(Dataset excerpt)
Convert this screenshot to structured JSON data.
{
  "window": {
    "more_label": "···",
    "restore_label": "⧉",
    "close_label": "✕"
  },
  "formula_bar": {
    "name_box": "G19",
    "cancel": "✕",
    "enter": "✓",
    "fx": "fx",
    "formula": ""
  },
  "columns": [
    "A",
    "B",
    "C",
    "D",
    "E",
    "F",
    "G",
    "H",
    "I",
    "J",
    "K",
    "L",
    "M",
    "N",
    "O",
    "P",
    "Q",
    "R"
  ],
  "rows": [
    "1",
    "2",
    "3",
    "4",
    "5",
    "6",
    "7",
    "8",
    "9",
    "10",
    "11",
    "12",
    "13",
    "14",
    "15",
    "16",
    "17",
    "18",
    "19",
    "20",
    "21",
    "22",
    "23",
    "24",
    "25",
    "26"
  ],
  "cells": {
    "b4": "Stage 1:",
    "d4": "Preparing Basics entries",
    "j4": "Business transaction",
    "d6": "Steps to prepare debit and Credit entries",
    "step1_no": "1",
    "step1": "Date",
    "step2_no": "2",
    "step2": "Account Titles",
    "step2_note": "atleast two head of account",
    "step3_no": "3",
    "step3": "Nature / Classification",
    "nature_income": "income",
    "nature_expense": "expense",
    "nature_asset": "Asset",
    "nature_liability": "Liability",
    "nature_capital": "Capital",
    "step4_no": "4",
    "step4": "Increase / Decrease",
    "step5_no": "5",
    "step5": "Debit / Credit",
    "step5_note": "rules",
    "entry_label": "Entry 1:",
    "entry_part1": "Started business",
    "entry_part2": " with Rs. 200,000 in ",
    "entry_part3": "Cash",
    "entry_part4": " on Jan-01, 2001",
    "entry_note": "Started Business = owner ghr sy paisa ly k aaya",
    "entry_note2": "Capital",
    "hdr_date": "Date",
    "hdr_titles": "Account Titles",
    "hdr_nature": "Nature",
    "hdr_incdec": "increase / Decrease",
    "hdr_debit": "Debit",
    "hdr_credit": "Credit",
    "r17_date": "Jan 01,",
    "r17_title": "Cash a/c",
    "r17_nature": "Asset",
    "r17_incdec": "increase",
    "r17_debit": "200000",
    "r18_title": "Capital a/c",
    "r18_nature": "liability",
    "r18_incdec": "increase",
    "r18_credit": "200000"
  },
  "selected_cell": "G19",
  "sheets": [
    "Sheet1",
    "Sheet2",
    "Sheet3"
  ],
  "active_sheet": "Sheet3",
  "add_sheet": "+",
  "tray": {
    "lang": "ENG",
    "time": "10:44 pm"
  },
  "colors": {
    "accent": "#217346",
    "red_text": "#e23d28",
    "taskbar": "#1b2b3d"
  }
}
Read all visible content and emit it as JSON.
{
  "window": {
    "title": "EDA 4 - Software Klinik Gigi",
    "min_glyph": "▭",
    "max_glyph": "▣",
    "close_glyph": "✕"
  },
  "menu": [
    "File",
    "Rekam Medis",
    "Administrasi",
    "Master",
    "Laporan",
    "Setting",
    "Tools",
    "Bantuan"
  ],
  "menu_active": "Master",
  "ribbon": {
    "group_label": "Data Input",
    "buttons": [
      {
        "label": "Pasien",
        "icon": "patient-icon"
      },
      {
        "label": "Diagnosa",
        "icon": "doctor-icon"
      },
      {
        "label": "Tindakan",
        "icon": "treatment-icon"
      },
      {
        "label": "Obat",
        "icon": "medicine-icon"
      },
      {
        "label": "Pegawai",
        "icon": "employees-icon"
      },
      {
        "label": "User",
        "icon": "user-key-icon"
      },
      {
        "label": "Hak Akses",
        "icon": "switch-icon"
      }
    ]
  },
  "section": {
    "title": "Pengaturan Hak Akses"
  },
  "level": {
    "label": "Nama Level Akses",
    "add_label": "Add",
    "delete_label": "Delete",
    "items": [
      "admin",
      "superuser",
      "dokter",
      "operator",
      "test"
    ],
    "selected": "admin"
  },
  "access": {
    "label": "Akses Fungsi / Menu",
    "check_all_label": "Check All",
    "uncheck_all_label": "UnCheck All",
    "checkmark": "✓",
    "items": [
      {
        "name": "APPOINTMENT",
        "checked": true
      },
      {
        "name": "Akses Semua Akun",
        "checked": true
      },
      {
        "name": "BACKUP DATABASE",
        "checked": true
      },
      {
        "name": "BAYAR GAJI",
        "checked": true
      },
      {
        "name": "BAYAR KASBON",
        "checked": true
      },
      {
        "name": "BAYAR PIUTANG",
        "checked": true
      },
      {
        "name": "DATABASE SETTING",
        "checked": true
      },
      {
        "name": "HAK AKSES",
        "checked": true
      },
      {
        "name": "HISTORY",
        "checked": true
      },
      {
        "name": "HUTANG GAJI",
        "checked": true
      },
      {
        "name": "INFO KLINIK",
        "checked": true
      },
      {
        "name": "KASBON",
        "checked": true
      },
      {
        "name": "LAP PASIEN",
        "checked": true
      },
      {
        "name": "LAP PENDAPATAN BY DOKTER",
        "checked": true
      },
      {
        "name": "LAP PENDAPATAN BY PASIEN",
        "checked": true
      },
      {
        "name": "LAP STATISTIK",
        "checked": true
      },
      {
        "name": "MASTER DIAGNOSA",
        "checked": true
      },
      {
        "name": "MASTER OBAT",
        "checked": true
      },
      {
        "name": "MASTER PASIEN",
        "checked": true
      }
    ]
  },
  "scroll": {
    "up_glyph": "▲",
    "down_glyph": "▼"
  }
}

■ **Given exercise**
Extract every record. Keep wording exact.

■ **Task solution**
Convert this screenshot to structured JSON data.
{
  "window": {
    "more_label": "···",
    "restore_label": "⧉",
    "close_label": "✕"
  },
  "formula_bar": {
    "name_box": "G19",
    "cancel": "✕",
    "enter": "✓",
    "fx": "fx",
    "formula": ""
  },
  "columns": [
    "A",
    "B",
    "C",
    "D",
    "E",
    "F",
    "G",
    "H",
    "I",
    "J",
    "K",
    "L",
    "M",
    "N",
    "O",
    "P",
    "Q",
    "R"
  ],
  "rows": [
    "1",
    "2",
    "3",
    "4",
    "5",
    "6",
    "7",
    "8",
    "9",
    "10",
    "11",
    "12",
    "13",
    "14",
    "15",
    "16",
    "17",
    "18",
    "19",
    "20",
    "21",
    "22",
    "23",
    "24",
    "25",
    "26"
  ],
  "cells": {
    "b4": "Stage 1:",
    "d4": "Preparing Basics entries",
    "j4": "Business transaction",
    "d6": "Steps to prepare debit and Credit entries",
    "step1_no": "1",
    "step1": "Date",
    "step2_no": "2",
    "step2": "Account Titles",
    "step2_note": "atleast two head of account",
    "step3_no": "3",
    "step3": "Nature / Classification",
    "nature_income": "income",
    "nature_expense": "expense",
    "nature_asset": "Asset",
    "nature_liability": "Liability",
    "nature_capital": "Capital",
    "step4_no": "4",
    "step4": "Increase / Decrease",
    "step5_no": "5",
    "step5": "Debit / Credit",
    "step5_note": "rules",
    "entry_label": "Entry 1:",
    "entry_part1": "Started business",
    "entry_part2": " with Rs. 200,000 in ",
    "entry_part3": "Cash",
    "entry_part4": " on Jan-01, 2001",
    "entry_note": "Started Business = owner ghr sy paisa ly k aaya",
    "entry_note2": "Capital",
    "hdr_date": "Date",
    "hdr_titles": "Account Titles",
    "hdr_nature": "Nature",
    "hdr_incdec": "increase / Decrease",
    "hdr_debit": "Debit",
    "hdr_credit": "Credit",
    "r17_date": "Jan 01,",
    "r17_title": "Cash a/c",
    "r17_nature": "Asset",
    "r17_incdec": "increase",
    "r17_debit": "200000",
    "r18_title": "Capital a/c",
    "r18_nature": "liability",
    "r18_incdec": "increase",
    "r18_credit": "200000"
  },
  "selected_cell": "G19",
  "sheets": [
    "Sheet1",
    "Sheet2",
    "Sheet3"
  ],
  "active_sheet": "Sheet3",
  "add_sheet": "+",
  "tray": {
    "lang": "ENG",
    "time": "10:44 pm"
  },
  "colors": {
    "accent": "#217346",
    "red_text": "#e23d28",
    "taskbar": "#1b2b3d"
  }
}
Read all visible content and emit it as JSON.
{
  "window": {
    "title": "EDA 4 - Software Klinik Gigi",
    "min_glyph": "▭",
    "max_glyph": "▣",
    "close_glyph": "✕"
  },
  "menu": [
    "File",
    "Rekam Medis",
    "Administrasi",
    "Master",
    "Laporan",
    "Setting",
    "Tools",
    "Bantuan"
  ],
  "menu_active": "Master",
  "ribbon": {
    "group_label": "Data Input",
    "buttons": [
      {
        "label": "Pasien",
        "icon": "patient-icon"
      },
      {
        "label": "Diagnosa",
        "icon": "doctor-icon"
      },
      {
        "label": "Tindakan",
        "icon": "treatment-icon"
      },
      {
        "label": "Obat",
        "icon": "medicine-icon"
      },
      {
        "label": "Pegawai",
        "icon": "employees-icon"
      },
      {
        "label": "User",
        "icon": "user-key-icon"
      },
      {
        "label": "Hak Akses",
        "icon": "switch-icon"
      }
    ]
  },
  "section": {
    "title": "Pengaturan Hak Akses"
  },
  "level": {
    "label": "Nama Level Akses",
    "add_label": "Add",
    "delete_label": "Delete",
    "items": [
      "admin",
      "superuser",
      "dokter",
      "operator",
      "test"
    ],
    "selected": "admin"
  },
  "access": {
    "label": "Akses Fungsi / Menu",
    "check_all_label": "Check All",
    "uncheck_all_label": "UnCheck All",
    "checkmark": "✓",
    "items": [
      {
        "name": "APPOINTMENT",
        "checked": true
      },
      {
        "name": "Akses Semua Akun",
        "checked": true
      },
      {
        "name": "BACKUP DATABASE",
        "checked": true
      },
      {
        "name": "BAYAR GAJI",
        "checked": true
      },
      {
        "name": "BAYAR KASBON",
        "checked": true
      },
      {
        "name": "BAYAR PIUTANG",
        "checked": true
      },
      {
        "name": "DATABASE SETTING",
        "checked": true
      },
      {
        "name": "HAK AKSES",
        "checked": true
      },
      {
        "name": "HISTORY",
        "checked": true
      },
      {
        "name": "HUTANG GAJI",
        "checked": true
      },
      {
        "name": "INFO KLINIK",
        "checked": true
      },
      {
        "name": "KASBON",
        "checked": true
      },
      {
        "name": "LAP PASIEN",
        "checked": true
      },
      {
        "name": "LAP PENDAPATAN BY DOKTER",
        "checked": true
      },
      {
        "name": "LAP PENDAPATAN BY PASIEN",
        "checked": true
      },
      {
        "name": "LAP STATISTIK",
        "checked": true
      },
      {
        "name": "MASTER DIAGNOSA",
        "checked": true
      },
      {
        "name": "MASTER OBAT",
        "checked": true
      },
      {
        "name": "MASTER PASIEN",
        "checked": true
      }
    ]
  },
  "scroll": {
    "up_glyph": "▲",
    "down_glyph": "▼"
  }
}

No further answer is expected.